Cosa si chiede —
(1) Come si traduce in inglese la frase “Operazione tanto più agevole quanto maggiore è l’incentivazione di cui gode l’energia eolica.” del brano sull’energia eolica?
(2) Puoi portare avanti il brano sull’energia eolica, scrivendone il seguito dopo l’ultima frase riportata?

Passo del documento —

Nelle ore “vuote” (o per lo meno in quelle con domanda particolarmente bassa) la competizione fra un’offerta sovrabbondante e una domanda ridotta fa sì che per riuscire a collocare l’energia elettrica un produttore è costretto a praticare prezzi molto bassi, tendenti al costo proporzionale di ciascun impianto (ad esempio in una centrale che funziona a gas, il costo proporzionale è uguale al costo del metano bruciato). Poiché il costo proporzionale di un impianto eolico è nullo (il vento è gratuito), se la potenza eolica installata copre una quota sufficientemente elevata della potenza totale e sono garantiti significativi regimi di vento abbastanza stabili nel tempo, nelle ore vuote potrà praticare prezzi in grado di mettere fuori gioco diversi impianti che bruciano combustibili fossili. Operazione tanto più agevole quanto maggiore è l’incentivazione di cui gode l’energia eolica. Ad esempio nel caso italiano la produzione di un impianto eolico nel 2005 ha goduto di un incentivo (certificati verdi) di 125,28 €/MWh e un ricavo medio per l’energia venduta di circa 65 €/MWh, per cui nelle ore vuote può abbassare tranquillamente il prezzo dell’energia venduta, ricavando comunque da ogni MWh non meno di 150 euro.

Voci tratte da una raccolta
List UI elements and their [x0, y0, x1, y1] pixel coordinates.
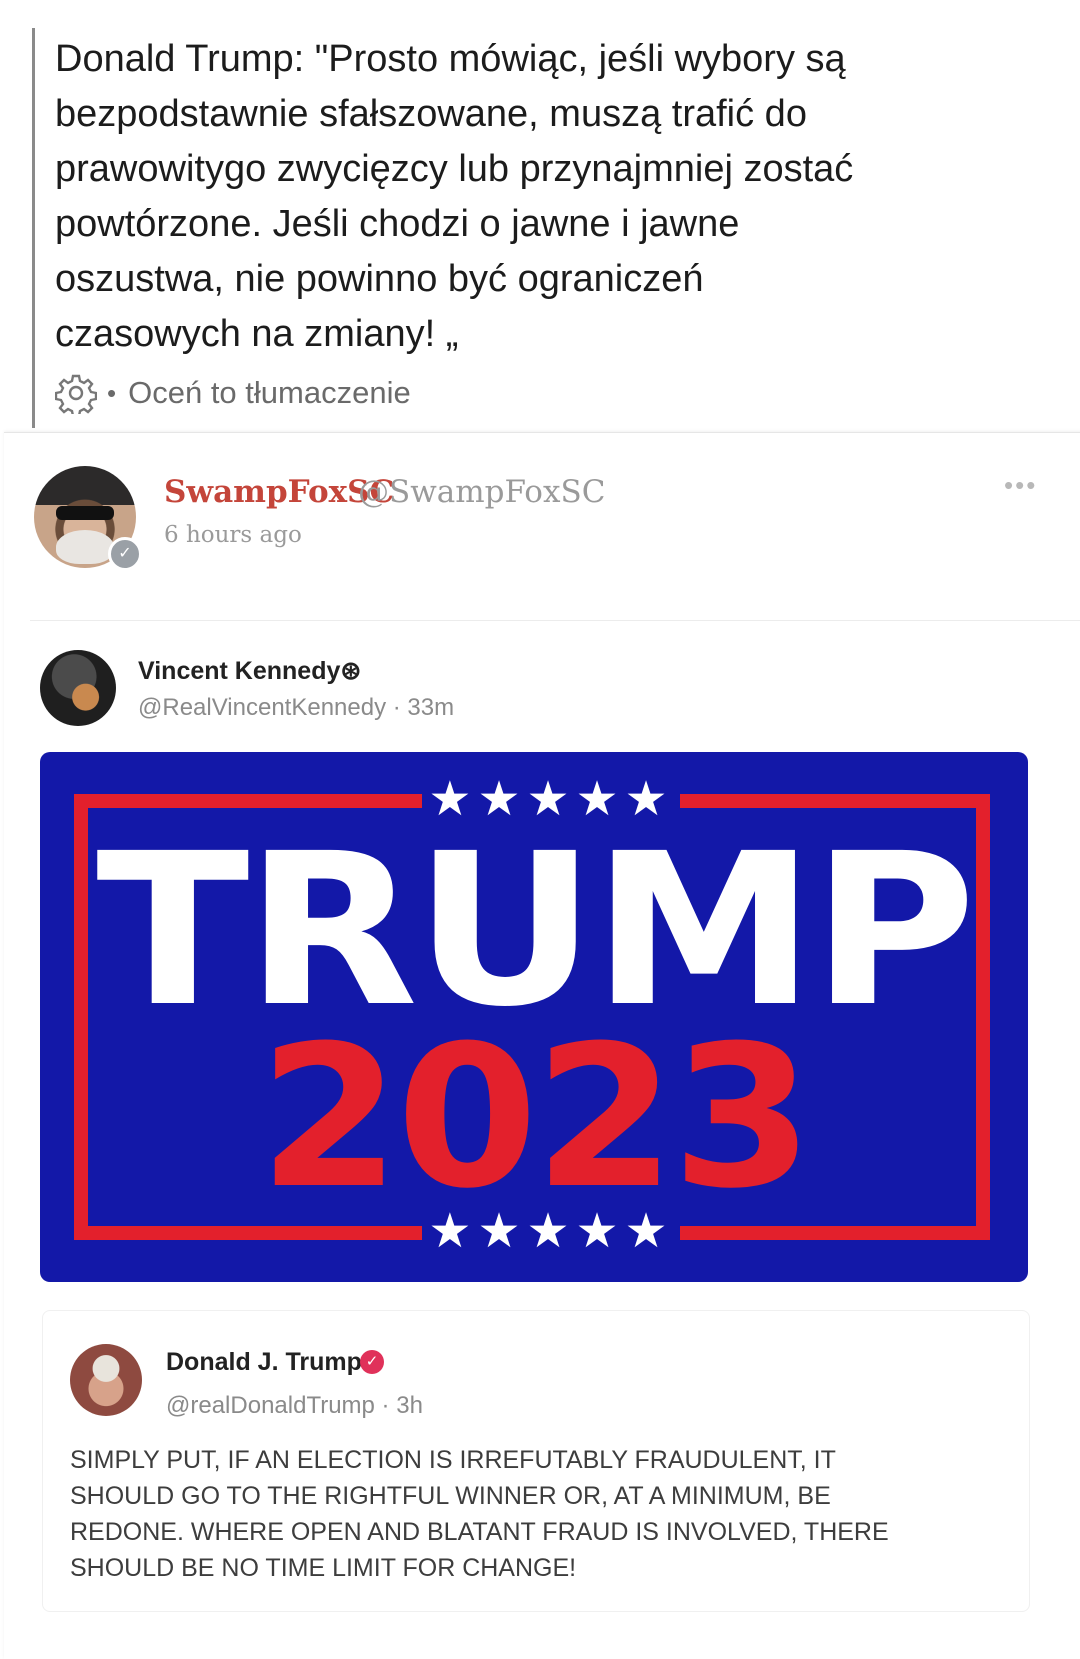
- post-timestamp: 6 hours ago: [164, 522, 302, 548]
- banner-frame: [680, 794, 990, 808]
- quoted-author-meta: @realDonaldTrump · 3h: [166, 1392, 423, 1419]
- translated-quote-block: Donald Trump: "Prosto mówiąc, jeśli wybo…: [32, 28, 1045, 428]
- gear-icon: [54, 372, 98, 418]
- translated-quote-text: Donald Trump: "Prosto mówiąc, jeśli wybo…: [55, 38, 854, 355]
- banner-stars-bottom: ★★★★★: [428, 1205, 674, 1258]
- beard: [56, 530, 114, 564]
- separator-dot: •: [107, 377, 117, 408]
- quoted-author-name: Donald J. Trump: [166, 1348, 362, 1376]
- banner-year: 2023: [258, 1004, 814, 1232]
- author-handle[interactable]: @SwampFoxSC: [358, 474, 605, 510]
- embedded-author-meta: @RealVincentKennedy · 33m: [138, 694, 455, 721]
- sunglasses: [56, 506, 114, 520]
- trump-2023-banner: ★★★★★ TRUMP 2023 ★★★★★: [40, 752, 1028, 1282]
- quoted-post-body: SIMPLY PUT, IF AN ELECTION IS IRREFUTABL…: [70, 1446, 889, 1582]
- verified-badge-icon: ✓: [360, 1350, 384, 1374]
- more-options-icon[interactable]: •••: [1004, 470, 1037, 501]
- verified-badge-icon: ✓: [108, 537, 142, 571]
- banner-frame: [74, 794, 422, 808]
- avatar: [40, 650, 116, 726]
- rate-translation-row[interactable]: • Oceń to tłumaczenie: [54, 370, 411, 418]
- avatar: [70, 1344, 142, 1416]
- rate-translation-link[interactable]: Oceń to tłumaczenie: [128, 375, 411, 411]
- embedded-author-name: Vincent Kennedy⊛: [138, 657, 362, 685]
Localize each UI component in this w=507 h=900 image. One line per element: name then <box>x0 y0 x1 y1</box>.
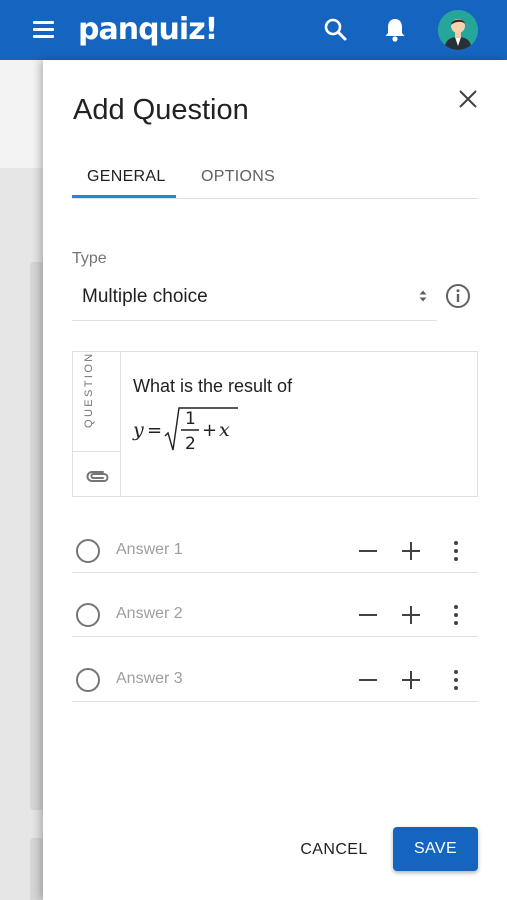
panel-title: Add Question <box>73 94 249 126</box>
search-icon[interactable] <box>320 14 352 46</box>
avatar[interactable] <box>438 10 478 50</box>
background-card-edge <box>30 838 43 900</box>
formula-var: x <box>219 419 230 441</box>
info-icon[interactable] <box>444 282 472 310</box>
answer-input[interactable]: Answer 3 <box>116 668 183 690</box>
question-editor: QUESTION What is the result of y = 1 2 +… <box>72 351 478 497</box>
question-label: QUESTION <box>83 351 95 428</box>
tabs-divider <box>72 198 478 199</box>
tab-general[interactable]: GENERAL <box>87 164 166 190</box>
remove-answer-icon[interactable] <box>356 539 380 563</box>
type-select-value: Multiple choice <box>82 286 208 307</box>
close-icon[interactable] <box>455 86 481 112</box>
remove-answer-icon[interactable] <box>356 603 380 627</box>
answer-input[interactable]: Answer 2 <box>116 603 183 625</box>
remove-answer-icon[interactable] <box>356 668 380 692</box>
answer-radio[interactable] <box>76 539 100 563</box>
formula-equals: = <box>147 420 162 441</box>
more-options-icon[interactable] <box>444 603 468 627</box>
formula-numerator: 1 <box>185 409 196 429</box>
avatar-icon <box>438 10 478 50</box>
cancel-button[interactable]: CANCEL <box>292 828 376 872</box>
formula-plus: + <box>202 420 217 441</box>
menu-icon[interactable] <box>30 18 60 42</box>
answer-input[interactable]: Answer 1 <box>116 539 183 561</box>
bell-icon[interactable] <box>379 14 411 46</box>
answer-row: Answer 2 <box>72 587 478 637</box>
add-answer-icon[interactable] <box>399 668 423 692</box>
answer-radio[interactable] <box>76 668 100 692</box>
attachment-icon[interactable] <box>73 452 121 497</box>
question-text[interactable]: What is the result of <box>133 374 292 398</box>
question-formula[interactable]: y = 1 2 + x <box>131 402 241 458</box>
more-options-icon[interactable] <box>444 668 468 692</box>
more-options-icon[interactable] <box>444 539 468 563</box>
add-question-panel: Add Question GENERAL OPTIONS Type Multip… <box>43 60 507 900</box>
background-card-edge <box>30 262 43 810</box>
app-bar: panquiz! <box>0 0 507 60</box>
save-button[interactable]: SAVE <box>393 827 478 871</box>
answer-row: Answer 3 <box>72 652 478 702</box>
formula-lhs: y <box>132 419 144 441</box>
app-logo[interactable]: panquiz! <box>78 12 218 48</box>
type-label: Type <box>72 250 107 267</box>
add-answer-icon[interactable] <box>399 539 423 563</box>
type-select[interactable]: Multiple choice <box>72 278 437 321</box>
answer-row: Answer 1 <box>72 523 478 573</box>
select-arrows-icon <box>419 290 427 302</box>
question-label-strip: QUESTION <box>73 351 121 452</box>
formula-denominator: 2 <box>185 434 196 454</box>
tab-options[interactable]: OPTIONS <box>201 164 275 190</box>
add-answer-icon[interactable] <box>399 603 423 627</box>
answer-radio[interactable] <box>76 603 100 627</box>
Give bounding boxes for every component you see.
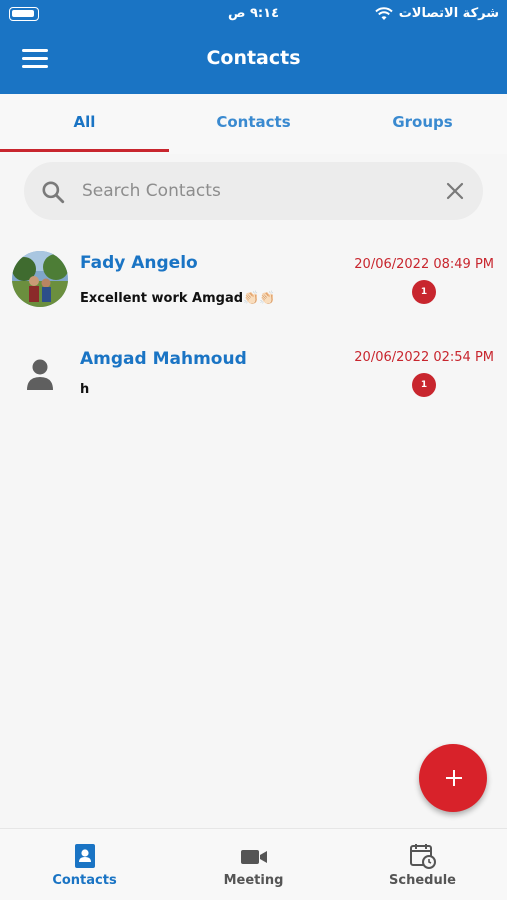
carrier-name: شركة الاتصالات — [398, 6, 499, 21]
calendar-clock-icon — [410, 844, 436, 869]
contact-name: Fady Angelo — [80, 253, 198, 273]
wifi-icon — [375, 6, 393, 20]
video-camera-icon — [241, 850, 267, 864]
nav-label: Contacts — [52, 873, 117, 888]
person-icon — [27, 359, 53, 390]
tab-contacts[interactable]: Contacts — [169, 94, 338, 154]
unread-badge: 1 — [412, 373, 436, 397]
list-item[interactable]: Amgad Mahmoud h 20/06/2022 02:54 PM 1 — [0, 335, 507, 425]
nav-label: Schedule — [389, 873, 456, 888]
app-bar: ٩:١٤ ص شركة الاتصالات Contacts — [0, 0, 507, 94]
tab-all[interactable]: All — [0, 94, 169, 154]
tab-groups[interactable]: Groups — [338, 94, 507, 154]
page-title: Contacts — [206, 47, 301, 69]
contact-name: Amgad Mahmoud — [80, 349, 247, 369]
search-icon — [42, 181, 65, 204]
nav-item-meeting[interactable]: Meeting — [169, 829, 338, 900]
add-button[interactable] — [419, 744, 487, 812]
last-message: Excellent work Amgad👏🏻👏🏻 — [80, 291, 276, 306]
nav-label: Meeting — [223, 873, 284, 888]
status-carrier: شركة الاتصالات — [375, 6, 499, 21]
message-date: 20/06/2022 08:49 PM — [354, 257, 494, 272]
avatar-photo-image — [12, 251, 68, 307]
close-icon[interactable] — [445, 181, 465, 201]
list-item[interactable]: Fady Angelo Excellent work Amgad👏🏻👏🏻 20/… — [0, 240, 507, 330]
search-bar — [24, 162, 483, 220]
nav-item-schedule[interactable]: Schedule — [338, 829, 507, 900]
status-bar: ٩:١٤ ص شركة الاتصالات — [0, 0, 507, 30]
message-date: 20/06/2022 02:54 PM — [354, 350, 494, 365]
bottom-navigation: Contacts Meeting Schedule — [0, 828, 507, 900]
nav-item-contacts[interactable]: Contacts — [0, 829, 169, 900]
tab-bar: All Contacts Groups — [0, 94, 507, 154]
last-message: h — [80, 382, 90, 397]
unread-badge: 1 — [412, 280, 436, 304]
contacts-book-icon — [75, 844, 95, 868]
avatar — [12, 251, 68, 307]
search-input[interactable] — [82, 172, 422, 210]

Risultati attesi —
(1) An operation that is all the easier the greater the incentive that wind energy enjoys.

(2)
Viceversa nelle ore di punta lo stesso effetto lo si può ottenere solo se la sovracapacità produttiva è molto elevata, fenomeno che proprio la competizione provocata dalla liberalizzazione in mercati ancora molto ristretti a causa della limitata capacità di interconnessione fra i diversi Paesi (non esiste nemmeno un mercato europeo, ma solo alcuni mercati regionali) tende a ridimensionare. Dato però il numero molto maggiore di ore vuote rispetto a quelle piene, una forte presenza di impianti eolici può comunque abbassare il prezzo medio annuo del kWh.
Attenzione, però. Innanzi tutto questo ragionamento non vale nel caso del fotovoltaico (il sole c’è solo nelle ore piene) e delle biomasse (che hanno un non piccolo costo proporzionale), mentre è applicabile al geotermico e all’idroelettrico. In secondo luogo laddove, come in Germania, l’incentivo all’energia eolica è dato sotto forma di conto energia, il relativo sovraonere viene caricato sui costi di trasmissione dell’elettricità, che gravano sulla maggior parte dell’energia elettrica utilizzata dal consumatore finale. Il quale, nel caso di un abbondante apporto dell’eolico, alla fine si ritrova a pagare un prezzo composto da una quota mediamente diminuita (prezzo di vendita all’ingrosso) e da una aumentata (costo di trasmissione), quindi con un risultato finale meno eclatante di quanto appaia considerando soltanto i prezzi all’ingrosso.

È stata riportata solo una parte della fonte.